[start Input data]

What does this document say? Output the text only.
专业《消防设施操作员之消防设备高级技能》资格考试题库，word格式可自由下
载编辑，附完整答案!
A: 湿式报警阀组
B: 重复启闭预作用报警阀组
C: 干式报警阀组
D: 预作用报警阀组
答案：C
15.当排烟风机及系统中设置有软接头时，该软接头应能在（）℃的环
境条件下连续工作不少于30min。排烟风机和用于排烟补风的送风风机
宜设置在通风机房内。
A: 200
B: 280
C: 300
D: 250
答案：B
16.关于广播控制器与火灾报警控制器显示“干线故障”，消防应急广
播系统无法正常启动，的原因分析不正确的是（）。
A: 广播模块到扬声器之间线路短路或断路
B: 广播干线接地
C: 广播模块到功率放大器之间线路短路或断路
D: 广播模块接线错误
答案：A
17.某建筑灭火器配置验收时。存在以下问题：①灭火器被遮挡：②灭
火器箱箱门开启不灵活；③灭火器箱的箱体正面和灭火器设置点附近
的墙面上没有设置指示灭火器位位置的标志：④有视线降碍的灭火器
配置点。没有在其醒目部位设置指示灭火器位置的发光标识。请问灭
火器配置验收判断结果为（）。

[end Input data]

__Exercise__
Copy the data above in full, character for character.

__The solution__
What does this document say? Output the text only.
专业《消防设施操作员之消防设备高级技能》资格考试题库，word格式可自由下
载编辑，附完整答案!
A: 湿式报警阀组
B: 重复启闭预作用报警阀组
C: 干式报警阀组
D: 预作用报警阀组
答案：C
15.当排烟风机及系统中设置有软接头时，该软接头应能在（）℃的环
境条件下连续工作不少于30min。排烟风机和用于排烟补风的送风风机
宜设置在通风机房内。
A: 200
B: 280
C: 300
D: 250
答案：B
16.关于广播控制器与火灾报警控制器显示“干线故障”，消防应急广
播系统无法正常启动，的原因分析不正确的是（）。
A: 广播模块到扬声器之间线路短路或断路
B: 广播干线接地
C: 广播模块到功率放大器之间线路短路或断路
D: 广播模块接线错误
答案：A
17.某建筑灭火器配置验收时。存在以下问题：①灭火器被遮挡：②灭
火器箱箱门开启不灵活；③灭火器箱的箱体正面和灭火器设置点附近
的墙面上没有设置指示灭火器位位置的标志：④有视线降碍的灭火器
配置点。没有在其醒目部位设置指示灭火器位置的发光标识。请问灭
火器配置验收判断结果为（）。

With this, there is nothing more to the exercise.